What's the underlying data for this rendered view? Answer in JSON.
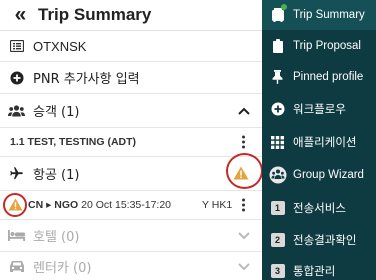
{
  "header": {
    "back_icon": "double-chevron-left-icon",
    "title": "Trip Summary"
  },
  "pnr": {
    "record_locator": "OTXNSK"
  },
  "add_remarks": {
    "label": "PNR 추가사항 입력"
  },
  "passengers": {
    "label": "승객 (1)",
    "items": [
      {
        "index": "1.1",
        "name": "TEST, TESTING (ADT)"
      }
    ]
  },
  "air": {
    "label": "항공 (1)",
    "segments": [
      {
        "route": "CN ▸ NGO",
        "datetime": "20 Oct 15:35-17:20",
        "status": "Y HK1"
      }
    ]
  },
  "hotel": {
    "label": "호텔 (0)"
  },
  "car": {
    "label": "렌터카 (0)"
  },
  "nav": {
    "items": [
      {
        "label": "Trip Summary",
        "icon": "trip-summary-icon",
        "active": true
      },
      {
        "label": "Trip Proposal",
        "icon": "clipboard-icon"
      },
      {
        "label": "Pinned profile",
        "icon": "pin-icon"
      },
      {
        "label": "워크플로우",
        "icon": "plus-circle-icon"
      },
      {
        "label": "애플리케이션",
        "icon": "grid-icon"
      },
      {
        "label": "Group Wizard",
        "icon": "group-wizard-icon"
      },
      {
        "label": "전송서비스",
        "icon": "number-1-icon",
        "number": "1"
      },
      {
        "label": "전송결과확인",
        "icon": "number-2-icon",
        "number": "2"
      },
      {
        "label": "통합관리",
        "icon": "number-3-icon",
        "number": "3"
      }
    ]
  },
  "colors": {
    "nav_bg": "#0e3a41",
    "nav_active": "#155057",
    "warning": "#e6a23c",
    "highlight_circle": "#c62828"
  }
}
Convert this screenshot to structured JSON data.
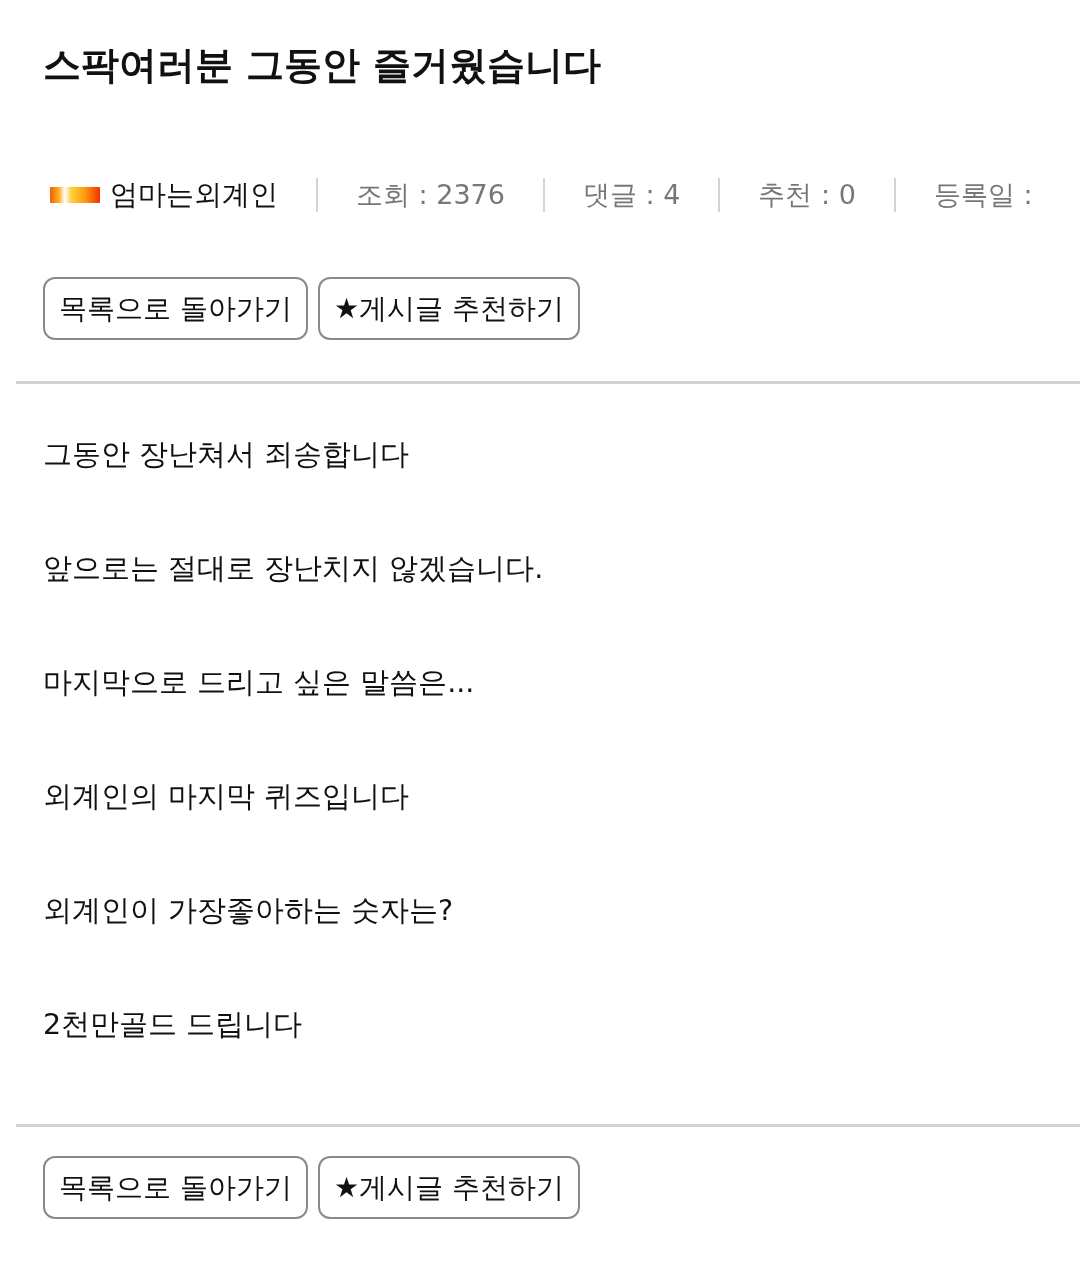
{
  "post": {
    "title": "스팍여러분 그동안 즐거웠습니다"
  },
  "meta": {
    "author": "엄마는외계인",
    "stats": [
      "조회 : 2376",
      "댓글 : 4",
      "추천 : 0",
      "등록일 :"
    ]
  },
  "top_buttons": [
    "목록으로 돌아가기",
    "★게시글 추천하기"
  ],
  "body": [
    "그동안 장난쳐서 죄송합니다",
    "앞으로는 절대로 장난치지 않겠습니다.",
    "마지막으로 드리고 싶은 말씀은...",
    "외계인의 마지막 퀴즈입니다",
    "외계인이 가장좋아하는 숫자는?",
    "2천만골드 드립니다"
  ],
  "bottom_buttons": [
    "목록으로 돌아가기",
    "★게시글 추천하기"
  ]
}
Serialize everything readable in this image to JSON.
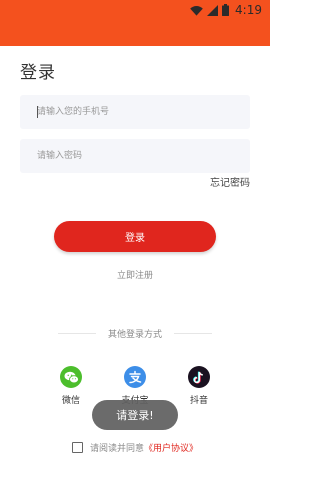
{
  "status_bar": {
    "time": "4:19",
    "background_color": "#f4511e",
    "icons": [
      "wifi-icon",
      "signal-icon",
      "battery-icon"
    ]
  },
  "page_title": "登录",
  "phone_field": {
    "placeholder": "请输入您的手机号",
    "value": ""
  },
  "password_field": {
    "placeholder": "请输入密码",
    "value": ""
  },
  "forgot_password": "忘记密码",
  "login_button": {
    "label": "登录",
    "color": "#e0261e"
  },
  "register_link": "立即注册",
  "other_login": {
    "title": "其他登录方式",
    "options": [
      {
        "label": "微信",
        "icon": "wechat-icon",
        "color": "#4cbe2c"
      },
      {
        "label": "支付宝",
        "icon": "alipay-icon",
        "color": "#3d8ee8"
      },
      {
        "label": "抖音",
        "icon": "douyin-icon",
        "color": "#1a1120"
      }
    ]
  },
  "toast": "请登录!",
  "agreement": {
    "checked": false,
    "text": "请阅读并同意",
    "link": "《用户协议》",
    "link_color": "#e0261e"
  }
}
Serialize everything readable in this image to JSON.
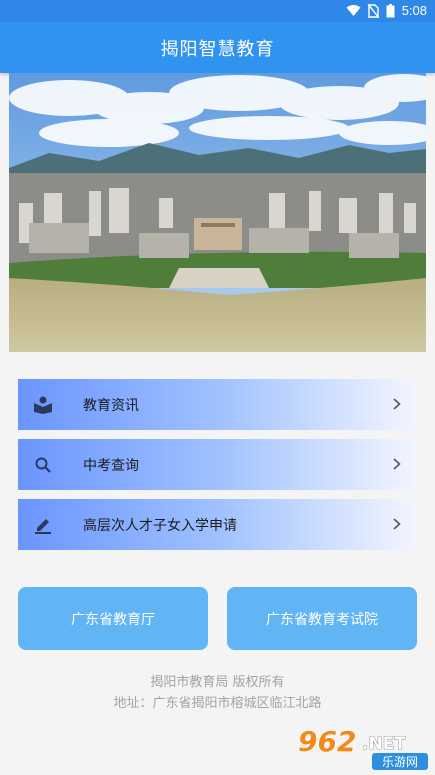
{
  "status_bar": {
    "time": "5:08",
    "icons": [
      "wifi-icon",
      "no-sim-icon",
      "battery-icon"
    ]
  },
  "app_bar": {
    "title": "揭阳智慧教育"
  },
  "menu_items": [
    {
      "label": "教育资讯",
      "icon": "book-reader-icon"
    },
    {
      "label": "中考查询",
      "icon": "search-icon"
    },
    {
      "label": "高层次人才子女入学申请",
      "icon": "pencil-edit-icon"
    }
  ],
  "buttons": {
    "left": "广东省教育厅",
    "right": "广东省教育考试院"
  },
  "footer": {
    "copyright": "揭阳市教育局 版权所有",
    "address": "地址：广东省揭阳市榕城区临江北路"
  },
  "watermark": {
    "text_main": "962",
    "text_net": ".NET",
    "text_sub": "乐游网"
  },
  "colors": {
    "primary": "#3193f0",
    "button": "#62b5f5",
    "menu_gradient_start": "#6b95ff",
    "menu_gradient_end": "#f4f6ff",
    "footer_text": "#a3a3a3"
  }
}
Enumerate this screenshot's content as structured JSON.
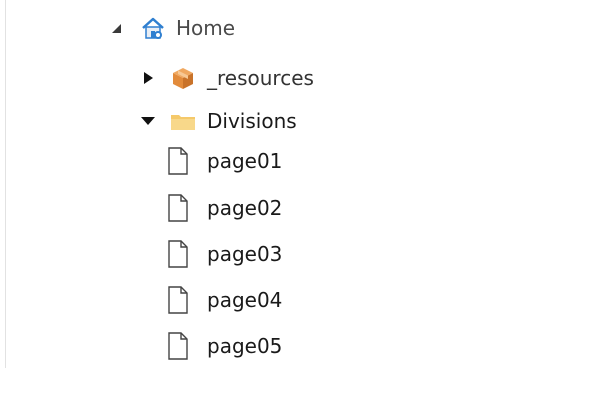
{
  "tree": {
    "root": {
      "label": "Home",
      "icon": "home-icon",
      "expanded": true
    },
    "children": [
      {
        "label": "_resources",
        "icon": "package-icon",
        "expanded": false
      },
      {
        "label": "Divisions",
        "icon": "folder-icon",
        "expanded": true,
        "children": [
          {
            "label": "page01",
            "icon": "file-icon"
          },
          {
            "label": "page02",
            "icon": "file-icon"
          },
          {
            "label": "page03",
            "icon": "file-icon"
          },
          {
            "label": "page04",
            "icon": "file-icon"
          },
          {
            "label": "page05",
            "icon": "file-icon"
          }
        ]
      }
    ]
  },
  "colors": {
    "folder": "#f5c96a",
    "package": "#e28b3b",
    "home_blue": "#2f7fd0"
  }
}
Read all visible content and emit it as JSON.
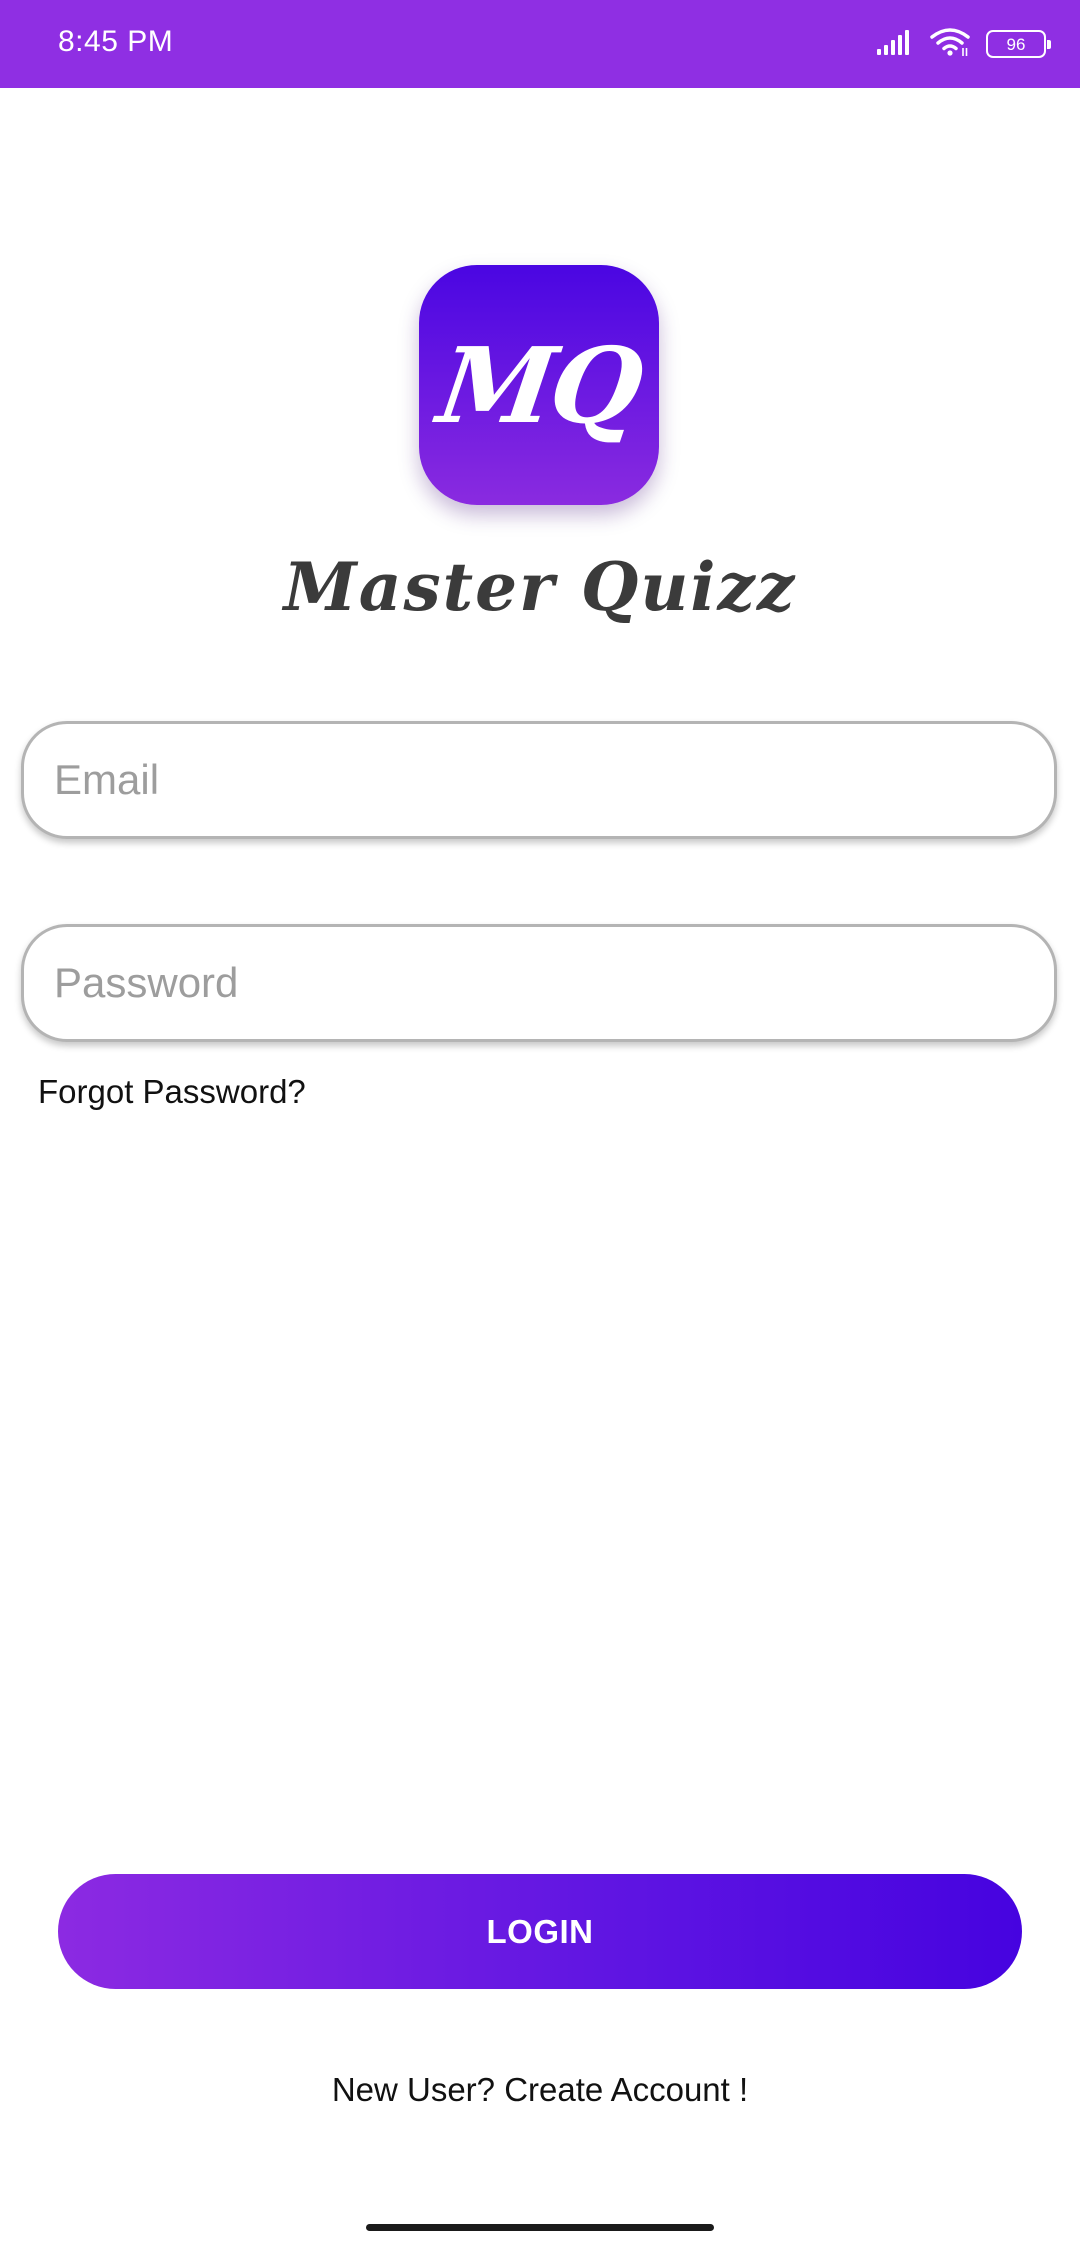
{
  "status_bar": {
    "time": "8:45 PM",
    "battery_level": "96",
    "icons": [
      "cellular-signal-icon",
      "wifi-icon",
      "battery-icon"
    ],
    "background_color": "#8f2fe3"
  },
  "app": {
    "logo_text": "MQ",
    "name": "Master Quizz",
    "accent_gradient": [
      "#8c2ae2",
      "#4603e0"
    ]
  },
  "form": {
    "email_placeholder": "Email",
    "password_placeholder": "Password",
    "forgot_password_label": "Forgot Password?",
    "login_label": "LOGIN",
    "create_account_label": "New User? Create Account !"
  }
}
+ + + + +
TO BE DONE:
Pictures are to be left out; repeat all the remaining data exactly.

THE ANSWER:
What's the underlying data for this rendered view? Answer in JSON.
{
  "header": {
    "back_icon": "double-chevron-left-icon",
    "title": "Trip Summary"
  },
  "pnr": {
    "record_locator": "OTXNSK"
  },
  "add_remarks": {
    "label": "PNR 추가사항 입력"
  },
  "passengers": {
    "label": "승객 (1)",
    "items": [
      {
        "index": "1.1",
        "name": "TEST, TESTING (ADT)"
      }
    ]
  },
  "air": {
    "label": "항공 (1)",
    "segments": [
      {
        "route": "CN ▸ NGO",
        "datetime": "20 Oct 15:35-17:20",
        "status": "Y HK1"
      }
    ]
  },
  "hotel": {
    "label": "호텔 (0)"
  },
  "car": {
    "label": "렌터카 (0)"
  },
  "nav": {
    "items": [
      {
        "label": "Trip Summary",
        "icon": "trip-summary-icon",
        "active": true
      },
      {
        "label": "Trip Proposal",
        "icon": "clipboard-icon"
      },
      {
        "label": "Pinned profile",
        "icon": "pin-icon"
      },
      {
        "label": "워크플로우",
        "icon": "plus-circle-icon"
      },
      {
        "label": "애플리케이션",
        "icon": "grid-icon"
      },
      {
        "label": "Group Wizard",
        "icon": "group-wizard-icon"
      },
      {
        "label": "전송서비스",
        "icon": "number-1-icon",
        "number": "1"
      },
      {
        "label": "전송결과확인",
        "icon": "number-2-icon",
        "number": "2"
      },
      {
        "label": "통합관리",
        "icon": "number-3-icon",
        "number": "3"
      }
    ]
  },
  "colors": {
    "nav_bg": "#0e3a41",
    "nav_active": "#155057",
    "warning": "#e6a23c",
    "highlight_circle": "#c62828"
  }
}
Convert this screenshot to structured JSON data.
{
  "post": {
    "title": "스팍여러분 그동안 즐거웠습니다"
  },
  "meta": {
    "author": "엄마는외계인",
    "stats": [
      "조회 : 2376",
      "댓글 : 4",
      "추천 : 0",
      "등록일 :"
    ]
  },
  "top_buttons": [
    "목록으로 돌아가기",
    "★게시글 추천하기"
  ],
  "body": [
    "그동안 장난쳐서 죄송합니다",
    "앞으로는 절대로 장난치지 않겠습니다.",
    "마지막으로 드리고 싶은 말씀은...",
    "외계인의 마지막 퀴즈입니다",
    "외계인이 가장좋아하는 숫자는?",
    "2천만골드 드립니다"
  ],
  "bottom_buttons": [
    "목록으로 돌아가기",
    "★게시글 추천하기"
  ]
}
Serialize everything readable in this image to JSON.
{
  "status_bar": {
    "time": "4:19",
    "background_color": "#f4511e",
    "icons": [
      "wifi-icon",
      "signal-icon",
      "battery-icon"
    ]
  },
  "page_title": "登录",
  "phone_field": {
    "placeholder": "请输入您的手机号",
    "value": ""
  },
  "password_field": {
    "placeholder": "请输入密码",
    "value": ""
  },
  "forgot_password": "忘记密码",
  "login_button": {
    "label": "登录",
    "color": "#e0261e"
  },
  "register_link": "立即注册",
  "other_login": {
    "title": "其他登录方式",
    "options": [
      {
        "label": "微信",
        "icon": "wechat-icon",
        "color": "#4cbe2c"
      },
      {
        "label": "支付宝",
        "icon": "alipay-icon",
        "color": "#3d8ee8"
      },
      {
        "label": "抖音",
        "icon": "douyin-icon",
        "color": "#1a1120"
      }
    ]
  },
  "toast": "请登录!",
  "agreement": {
    "checked": false,
    "text": "请阅读并同意",
    "link": "《用户协议》",
    "link_color": "#e0261e"
  }
}
Serialize everything readable in this image to JSON.
{
  "status_bar": {
    "time": "5:08",
    "icons": [
      "wifi-icon",
      "no-sim-icon",
      "battery-icon"
    ]
  },
  "app_bar": {
    "title": "揭阳智慧教育"
  },
  "menu_items": [
    {
      "label": "教育资讯",
      "icon": "book-reader-icon"
    },
    {
      "label": "中考查询",
      "icon": "search-icon"
    },
    {
      "label": "高层次人才子女入学申请",
      "icon": "pencil-edit-icon"
    }
  ],
  "buttons": {
    "left": "广东省教育厅",
    "right": "广东省教育考试院"
  },
  "footer": {
    "copyright": "揭阳市教育局 版权所有",
    "address": "地址：广东省揭阳市榕城区临江北路"
  },
  "watermark": {
    "text_main": "962",
    "text_net": ".NET",
    "text_sub": "乐游网"
  },
  "colors": {
    "primary": "#3193f0",
    "button": "#62b5f5",
    "menu_gradient_start": "#6b95ff",
    "menu_gradient_end": "#f4f6ff",
    "footer_text": "#a3a3a3"
  }
}
Enumerate this screenshot's content as structured JSON.
{
  "tree": {
    "root": {
      "label": "Home",
      "icon": "home-icon",
      "expanded": true
    },
    "children": [
      {
        "label": "_resources",
        "icon": "package-icon",
        "expanded": false
      },
      {
        "label": "Divisions",
        "icon": "folder-icon",
        "expanded": true,
        "children": [
          {
            "label": "page01",
            "icon": "file-icon"
          },
          {
            "label": "page02",
            "icon": "file-icon"
          },
          {
            "label": "page03",
            "icon": "file-icon"
          },
          {
            "label": "page04",
            "icon": "file-icon"
          },
          {
            "label": "page05",
            "icon": "file-icon"
          }
        ]
      }
    ]
  },
  "colors": {
    "folder": "#f5c96a",
    "package": "#e28b3b",
    "home_blue": "#2f7fd0"
  }
}
Read all visible content and emit it as JSON.
{
  "status_bar": {
    "time": "8:45 PM",
    "battery_level": "96",
    "icons": [
      "cellular-signal-icon",
      "wifi-icon",
      "battery-icon"
    ],
    "background_color": "#8f2fe3"
  },
  "app": {
    "logo_text": "MQ",
    "name": "Master Quizz",
    "accent_gradient": [
      "#8c2ae2",
      "#4603e0"
    ]
  },
  "form": {
    "email_placeholder": "Email",
    "password_placeholder": "Password",
    "forgot_password_label": "Forgot Password?",
    "login_label": "LOGIN",
    "create_account_label": "New User? Create Account !"
  }
}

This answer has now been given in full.